(EXERCISE AIM)
Check each line of the entries below for the word "xlabel" and state only how many lines have it.

(PROVIDED MATERIAL)
[Start of section]
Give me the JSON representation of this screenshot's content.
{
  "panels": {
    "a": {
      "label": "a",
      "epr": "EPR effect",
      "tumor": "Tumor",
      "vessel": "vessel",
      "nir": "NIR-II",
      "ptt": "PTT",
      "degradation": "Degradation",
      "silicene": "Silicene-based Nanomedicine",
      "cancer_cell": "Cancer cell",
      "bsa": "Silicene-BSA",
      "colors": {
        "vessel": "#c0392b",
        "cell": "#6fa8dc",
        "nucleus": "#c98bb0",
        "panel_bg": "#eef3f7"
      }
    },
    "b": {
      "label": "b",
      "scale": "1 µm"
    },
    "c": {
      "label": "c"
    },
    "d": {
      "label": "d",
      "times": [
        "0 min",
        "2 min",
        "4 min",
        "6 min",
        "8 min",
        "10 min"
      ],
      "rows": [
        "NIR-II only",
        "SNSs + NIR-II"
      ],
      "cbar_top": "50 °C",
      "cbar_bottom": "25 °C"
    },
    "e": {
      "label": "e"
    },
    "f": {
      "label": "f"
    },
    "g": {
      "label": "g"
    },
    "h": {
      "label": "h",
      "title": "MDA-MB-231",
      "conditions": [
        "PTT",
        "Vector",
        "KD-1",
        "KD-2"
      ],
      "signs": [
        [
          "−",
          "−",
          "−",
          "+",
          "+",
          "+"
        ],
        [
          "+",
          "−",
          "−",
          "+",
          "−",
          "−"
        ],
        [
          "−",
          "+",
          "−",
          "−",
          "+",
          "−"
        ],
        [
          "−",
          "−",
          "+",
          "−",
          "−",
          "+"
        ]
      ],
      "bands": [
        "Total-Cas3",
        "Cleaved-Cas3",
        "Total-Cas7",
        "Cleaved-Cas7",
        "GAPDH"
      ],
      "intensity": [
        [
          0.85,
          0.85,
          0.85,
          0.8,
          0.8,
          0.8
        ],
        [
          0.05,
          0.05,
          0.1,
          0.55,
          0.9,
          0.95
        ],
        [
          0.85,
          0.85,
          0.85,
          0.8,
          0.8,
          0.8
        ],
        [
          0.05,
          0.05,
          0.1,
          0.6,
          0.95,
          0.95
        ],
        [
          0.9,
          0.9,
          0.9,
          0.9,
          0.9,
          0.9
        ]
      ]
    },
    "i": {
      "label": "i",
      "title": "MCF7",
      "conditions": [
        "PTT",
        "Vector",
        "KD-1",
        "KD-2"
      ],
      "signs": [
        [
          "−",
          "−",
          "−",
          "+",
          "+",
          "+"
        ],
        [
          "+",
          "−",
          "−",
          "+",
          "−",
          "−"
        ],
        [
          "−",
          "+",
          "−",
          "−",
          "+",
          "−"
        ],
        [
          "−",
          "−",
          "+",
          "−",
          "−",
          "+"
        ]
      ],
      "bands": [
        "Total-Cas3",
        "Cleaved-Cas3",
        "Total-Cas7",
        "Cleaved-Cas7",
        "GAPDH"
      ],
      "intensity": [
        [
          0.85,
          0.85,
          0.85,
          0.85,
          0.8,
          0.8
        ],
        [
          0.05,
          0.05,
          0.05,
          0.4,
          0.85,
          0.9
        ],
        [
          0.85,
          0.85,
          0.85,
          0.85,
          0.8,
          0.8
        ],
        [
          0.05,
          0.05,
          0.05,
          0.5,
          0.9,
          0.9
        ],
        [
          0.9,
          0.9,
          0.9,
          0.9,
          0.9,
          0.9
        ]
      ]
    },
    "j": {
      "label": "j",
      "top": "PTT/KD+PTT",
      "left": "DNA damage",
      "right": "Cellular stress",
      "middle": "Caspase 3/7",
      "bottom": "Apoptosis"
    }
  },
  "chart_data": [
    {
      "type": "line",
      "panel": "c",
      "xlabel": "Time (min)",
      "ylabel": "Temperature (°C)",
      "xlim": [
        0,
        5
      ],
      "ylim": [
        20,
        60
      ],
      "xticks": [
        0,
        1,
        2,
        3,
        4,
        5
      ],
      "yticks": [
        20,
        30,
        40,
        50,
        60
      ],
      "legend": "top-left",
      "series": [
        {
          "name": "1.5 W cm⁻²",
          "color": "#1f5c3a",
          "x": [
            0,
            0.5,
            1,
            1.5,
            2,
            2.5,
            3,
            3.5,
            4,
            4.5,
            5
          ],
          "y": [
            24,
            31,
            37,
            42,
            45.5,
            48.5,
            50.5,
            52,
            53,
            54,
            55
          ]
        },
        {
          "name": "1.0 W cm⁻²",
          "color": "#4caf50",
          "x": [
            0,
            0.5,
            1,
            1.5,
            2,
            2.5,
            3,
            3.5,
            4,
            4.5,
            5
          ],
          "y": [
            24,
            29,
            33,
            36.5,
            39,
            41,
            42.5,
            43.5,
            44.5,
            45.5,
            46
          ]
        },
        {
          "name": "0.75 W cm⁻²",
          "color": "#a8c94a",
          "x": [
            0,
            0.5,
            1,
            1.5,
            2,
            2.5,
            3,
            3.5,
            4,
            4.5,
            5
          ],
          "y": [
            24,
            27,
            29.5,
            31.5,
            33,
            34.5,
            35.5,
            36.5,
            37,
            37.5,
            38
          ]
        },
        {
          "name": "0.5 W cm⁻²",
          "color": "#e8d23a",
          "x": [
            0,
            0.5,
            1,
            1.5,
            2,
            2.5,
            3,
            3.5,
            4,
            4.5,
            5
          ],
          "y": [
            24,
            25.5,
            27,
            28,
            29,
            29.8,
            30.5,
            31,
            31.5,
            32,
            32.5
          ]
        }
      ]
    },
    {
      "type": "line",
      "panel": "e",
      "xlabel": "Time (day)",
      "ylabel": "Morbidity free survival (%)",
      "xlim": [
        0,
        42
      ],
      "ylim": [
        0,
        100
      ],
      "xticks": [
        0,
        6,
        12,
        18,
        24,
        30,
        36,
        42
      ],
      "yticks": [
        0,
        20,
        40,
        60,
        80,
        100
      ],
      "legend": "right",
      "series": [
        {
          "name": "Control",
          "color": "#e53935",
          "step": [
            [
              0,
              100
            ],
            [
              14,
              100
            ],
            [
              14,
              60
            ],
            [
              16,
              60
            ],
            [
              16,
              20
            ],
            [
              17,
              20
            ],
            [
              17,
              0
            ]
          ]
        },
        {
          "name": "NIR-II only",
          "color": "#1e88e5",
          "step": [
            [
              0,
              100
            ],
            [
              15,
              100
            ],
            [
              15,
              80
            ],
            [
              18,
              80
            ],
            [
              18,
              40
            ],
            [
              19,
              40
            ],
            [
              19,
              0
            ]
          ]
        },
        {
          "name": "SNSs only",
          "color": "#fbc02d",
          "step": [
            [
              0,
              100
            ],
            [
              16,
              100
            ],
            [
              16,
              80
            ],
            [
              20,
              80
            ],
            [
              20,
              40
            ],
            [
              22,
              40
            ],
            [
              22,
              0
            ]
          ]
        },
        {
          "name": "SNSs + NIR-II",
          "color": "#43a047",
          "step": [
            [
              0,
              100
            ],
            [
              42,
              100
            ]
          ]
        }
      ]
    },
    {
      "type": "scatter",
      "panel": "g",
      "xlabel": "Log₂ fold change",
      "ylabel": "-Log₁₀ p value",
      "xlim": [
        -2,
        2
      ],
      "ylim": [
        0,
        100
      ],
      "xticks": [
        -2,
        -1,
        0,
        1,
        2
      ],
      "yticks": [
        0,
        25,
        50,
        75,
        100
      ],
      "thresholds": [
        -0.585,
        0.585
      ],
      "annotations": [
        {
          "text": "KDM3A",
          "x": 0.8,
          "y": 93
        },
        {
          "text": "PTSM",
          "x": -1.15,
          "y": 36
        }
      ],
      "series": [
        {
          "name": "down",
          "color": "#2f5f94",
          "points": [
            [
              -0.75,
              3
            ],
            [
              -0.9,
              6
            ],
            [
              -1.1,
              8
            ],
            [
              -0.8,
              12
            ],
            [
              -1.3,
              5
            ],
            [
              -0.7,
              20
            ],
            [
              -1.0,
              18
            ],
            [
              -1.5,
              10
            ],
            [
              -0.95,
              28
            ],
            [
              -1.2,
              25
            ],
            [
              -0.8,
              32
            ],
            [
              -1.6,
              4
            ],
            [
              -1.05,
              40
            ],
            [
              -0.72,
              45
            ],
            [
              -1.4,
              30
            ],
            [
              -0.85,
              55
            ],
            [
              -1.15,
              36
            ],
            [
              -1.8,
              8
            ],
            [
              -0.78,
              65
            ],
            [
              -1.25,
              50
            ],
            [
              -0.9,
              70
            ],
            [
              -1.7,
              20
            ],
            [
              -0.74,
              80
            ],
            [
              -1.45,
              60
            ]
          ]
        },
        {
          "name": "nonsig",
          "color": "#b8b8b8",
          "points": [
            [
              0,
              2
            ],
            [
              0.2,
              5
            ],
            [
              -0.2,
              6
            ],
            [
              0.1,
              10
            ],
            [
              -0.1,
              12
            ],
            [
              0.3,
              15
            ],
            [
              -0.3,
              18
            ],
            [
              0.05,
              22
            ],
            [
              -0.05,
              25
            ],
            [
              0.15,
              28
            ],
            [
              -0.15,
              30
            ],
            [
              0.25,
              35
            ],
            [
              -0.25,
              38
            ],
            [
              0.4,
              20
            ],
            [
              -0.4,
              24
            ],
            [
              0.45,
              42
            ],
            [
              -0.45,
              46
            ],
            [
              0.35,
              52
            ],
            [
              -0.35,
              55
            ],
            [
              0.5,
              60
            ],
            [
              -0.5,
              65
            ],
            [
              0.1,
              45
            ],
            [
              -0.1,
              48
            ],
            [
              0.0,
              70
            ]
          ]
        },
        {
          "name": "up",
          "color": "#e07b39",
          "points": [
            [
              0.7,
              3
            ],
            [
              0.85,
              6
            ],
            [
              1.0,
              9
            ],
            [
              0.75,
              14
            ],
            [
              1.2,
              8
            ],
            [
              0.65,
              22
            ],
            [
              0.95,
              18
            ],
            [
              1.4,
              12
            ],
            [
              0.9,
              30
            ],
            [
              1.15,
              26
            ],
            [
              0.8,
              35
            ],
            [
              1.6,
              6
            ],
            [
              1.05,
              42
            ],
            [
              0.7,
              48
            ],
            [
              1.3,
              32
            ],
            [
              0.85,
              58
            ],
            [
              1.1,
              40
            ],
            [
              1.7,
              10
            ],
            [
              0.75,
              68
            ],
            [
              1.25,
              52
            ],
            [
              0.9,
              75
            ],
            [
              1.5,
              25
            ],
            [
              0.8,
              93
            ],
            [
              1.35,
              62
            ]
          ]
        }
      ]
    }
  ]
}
[End of section]
(REPLY TO THE TASK)
3